WHAT YOU NEED TO DO:
Set down all of the entries word for word, omitting the images they contain.
□ □ □ □ □ □ □
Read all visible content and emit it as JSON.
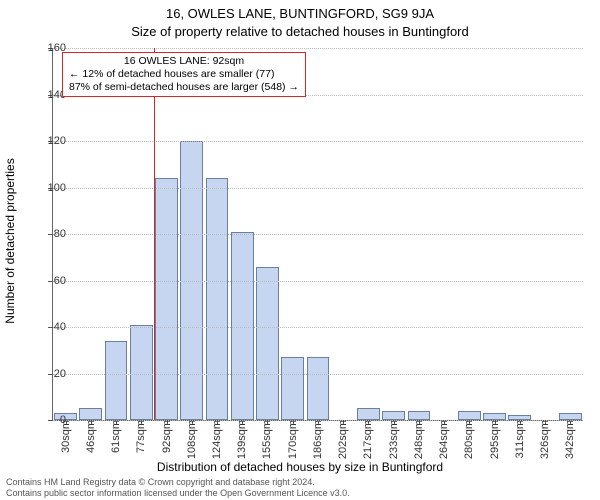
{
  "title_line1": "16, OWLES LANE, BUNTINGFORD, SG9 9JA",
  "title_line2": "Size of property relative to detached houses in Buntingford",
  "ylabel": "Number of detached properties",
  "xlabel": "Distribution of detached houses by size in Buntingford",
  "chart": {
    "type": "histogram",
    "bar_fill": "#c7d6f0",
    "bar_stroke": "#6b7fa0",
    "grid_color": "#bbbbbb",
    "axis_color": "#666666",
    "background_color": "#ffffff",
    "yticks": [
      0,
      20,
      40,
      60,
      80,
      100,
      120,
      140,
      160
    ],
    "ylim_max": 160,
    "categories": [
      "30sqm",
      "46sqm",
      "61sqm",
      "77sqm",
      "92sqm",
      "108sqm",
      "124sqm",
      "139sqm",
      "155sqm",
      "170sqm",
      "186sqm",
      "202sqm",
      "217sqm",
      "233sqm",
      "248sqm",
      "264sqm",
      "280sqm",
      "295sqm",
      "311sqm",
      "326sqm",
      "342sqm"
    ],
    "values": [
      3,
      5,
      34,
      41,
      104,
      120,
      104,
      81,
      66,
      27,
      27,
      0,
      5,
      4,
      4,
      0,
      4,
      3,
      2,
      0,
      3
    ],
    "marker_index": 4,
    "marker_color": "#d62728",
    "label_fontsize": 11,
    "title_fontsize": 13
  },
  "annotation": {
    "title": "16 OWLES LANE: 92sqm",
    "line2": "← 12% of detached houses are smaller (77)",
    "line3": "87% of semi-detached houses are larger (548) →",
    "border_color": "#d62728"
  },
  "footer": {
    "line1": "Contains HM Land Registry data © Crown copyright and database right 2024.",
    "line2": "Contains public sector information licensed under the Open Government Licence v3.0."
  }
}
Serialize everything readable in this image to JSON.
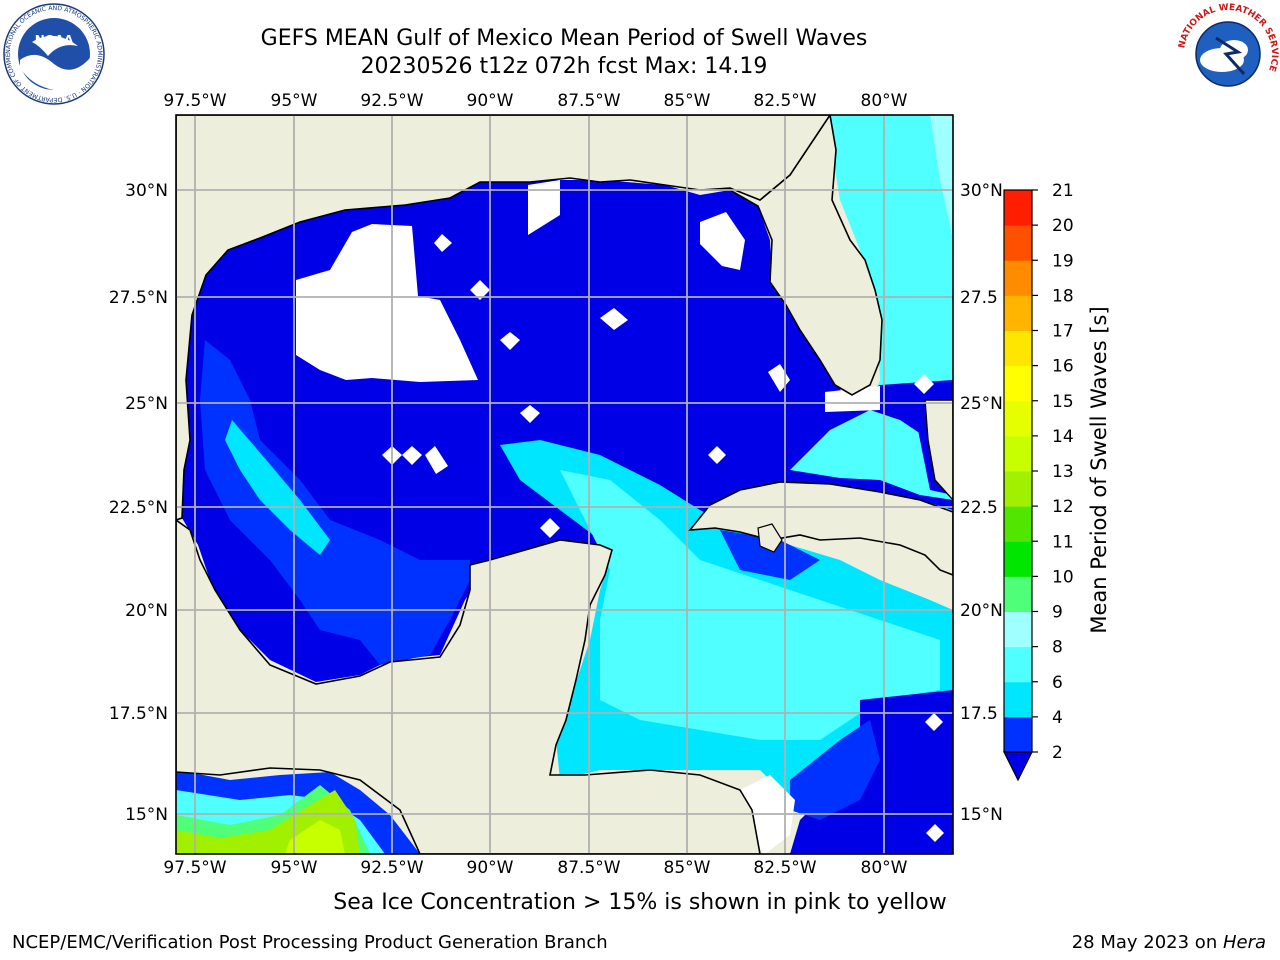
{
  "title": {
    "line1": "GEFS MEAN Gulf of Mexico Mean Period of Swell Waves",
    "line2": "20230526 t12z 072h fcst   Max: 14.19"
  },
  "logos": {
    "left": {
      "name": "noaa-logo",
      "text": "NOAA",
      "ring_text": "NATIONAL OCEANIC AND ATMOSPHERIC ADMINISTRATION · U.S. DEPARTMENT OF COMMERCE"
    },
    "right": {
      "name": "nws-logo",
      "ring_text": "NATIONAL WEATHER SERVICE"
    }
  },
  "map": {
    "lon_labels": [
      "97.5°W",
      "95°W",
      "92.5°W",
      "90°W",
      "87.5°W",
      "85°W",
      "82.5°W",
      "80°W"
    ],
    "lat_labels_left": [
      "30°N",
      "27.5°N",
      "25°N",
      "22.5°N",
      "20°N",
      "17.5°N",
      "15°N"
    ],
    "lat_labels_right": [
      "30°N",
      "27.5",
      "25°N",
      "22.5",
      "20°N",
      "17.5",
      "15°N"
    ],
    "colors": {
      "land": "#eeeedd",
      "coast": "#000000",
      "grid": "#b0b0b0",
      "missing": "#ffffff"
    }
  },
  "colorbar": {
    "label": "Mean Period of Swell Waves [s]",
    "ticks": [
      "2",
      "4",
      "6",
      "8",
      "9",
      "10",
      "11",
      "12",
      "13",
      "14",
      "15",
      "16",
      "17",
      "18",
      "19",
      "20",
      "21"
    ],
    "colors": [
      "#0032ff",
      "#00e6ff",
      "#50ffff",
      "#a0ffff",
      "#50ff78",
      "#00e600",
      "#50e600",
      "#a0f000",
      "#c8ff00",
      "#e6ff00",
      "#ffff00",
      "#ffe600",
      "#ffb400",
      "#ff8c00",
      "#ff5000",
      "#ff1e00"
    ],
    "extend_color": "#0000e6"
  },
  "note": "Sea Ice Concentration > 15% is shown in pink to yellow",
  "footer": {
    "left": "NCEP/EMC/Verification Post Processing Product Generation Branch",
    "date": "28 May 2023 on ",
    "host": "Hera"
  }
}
□ □ □ □ □ □ □
WRITTEN ANSWER:
Read all visible content and emit it as JSON.
{
  "title_line1": "16, OWLES LANE, BUNTINGFORD, SG9 9JA",
  "title_line2": "Size of property relative to detached houses in Buntingford",
  "ylabel": "Number of detached properties",
  "xlabel": "Distribution of detached houses by size in Buntingford",
  "chart": {
    "type": "histogram",
    "bar_fill": "#c7d6f0",
    "bar_stroke": "#6b7fa0",
    "grid_color": "#bbbbbb",
    "axis_color": "#666666",
    "background_color": "#ffffff",
    "yticks": [
      0,
      20,
      40,
      60,
      80,
      100,
      120,
      140,
      160
    ],
    "ylim_max": 160,
    "categories": [
      "30sqm",
      "46sqm",
      "61sqm",
      "77sqm",
      "92sqm",
      "108sqm",
      "124sqm",
      "139sqm",
      "155sqm",
      "170sqm",
      "186sqm",
      "202sqm",
      "217sqm",
      "233sqm",
      "248sqm",
      "264sqm",
      "280sqm",
      "295sqm",
      "311sqm",
      "326sqm",
      "342sqm"
    ],
    "values": [
      3,
      5,
      34,
      41,
      104,
      120,
      104,
      81,
      66,
      27,
      27,
      0,
      5,
      4,
      4,
      0,
      4,
      3,
      2,
      0,
      3
    ],
    "marker_index": 4,
    "marker_color": "#d62728",
    "label_fontsize": 11,
    "title_fontsize": 13
  },
  "annotation": {
    "title": "16 OWLES LANE: 92sqm",
    "line2": "← 12% of detached houses are smaller (77)",
    "line3": "87% of semi-detached houses are larger (548) →",
    "border_color": "#d62728"
  },
  "footer": {
    "line1": "Contains HM Land Registry data © Crown copyright and database right 2024.",
    "line2": "Contains public sector information licensed under the Open Government Licence v3.0."
  }
}
Serialize everything readable in this image to JSON.
{
  "title": {
    "line1": "GEFS MEAN Gulf of Mexico Mean Period of Swell Waves",
    "line2": "20230526 t12z 072h fcst   Max: 14.19"
  },
  "logos": {
    "left": {
      "name": "noaa-logo",
      "text": "NOAA",
      "ring_text": "NATIONAL OCEANIC AND ATMOSPHERIC ADMINISTRATION · U.S. DEPARTMENT OF COMMERCE"
    },
    "right": {
      "name": "nws-logo",
      "ring_text": "NATIONAL WEATHER SERVICE"
    }
  },
  "map": {
    "lon_labels": [
      "97.5°W",
      "95°W",
      "92.5°W",
      "90°W",
      "87.5°W",
      "85°W",
      "82.5°W",
      "80°W"
    ],
    "lat_labels_left": [
      "30°N",
      "27.5°N",
      "25°N",
      "22.5°N",
      "20°N",
      "17.5°N",
      "15°N"
    ],
    "lat_labels_right": [
      "30°N",
      "27.5",
      "25°N",
      "22.5",
      "20°N",
      "17.5",
      "15°N"
    ],
    "colors": {
      "land": "#eeeedd",
      "coast": "#000000",
      "grid": "#b0b0b0",
      "missing": "#ffffff"
    }
  },
  "colorbar": {
    "label": "Mean Period of Swell Waves [s]",
    "ticks": [
      "2",
      "4",
      "6",
      "8",
      "9",
      "10",
      "11",
      "12",
      "13",
      "14",
      "15",
      "16",
      "17",
      "18",
      "19",
      "20",
      "21"
    ],
    "colors": [
      "#0032ff",
      "#00e6ff",
      "#50ffff",
      "#a0ffff",
      "#50ff78",
      "#00e600",
      "#50e600",
      "#a0f000",
      "#c8ff00",
      "#e6ff00",
      "#ffff00",
      "#ffe600",
      "#ffb400",
      "#ff8c00",
      "#ff5000",
      "#ff1e00"
    ],
    "extend_color": "#0000e6"
  },
  "note": "Sea Ice Concentration > 15% is shown in pink to yellow",
  "footer": {
    "left": "NCEP/EMC/Verification Post Processing Product Generation Branch",
    "date": "28 May 2023 on ",
    "host": "Hera"
  }
}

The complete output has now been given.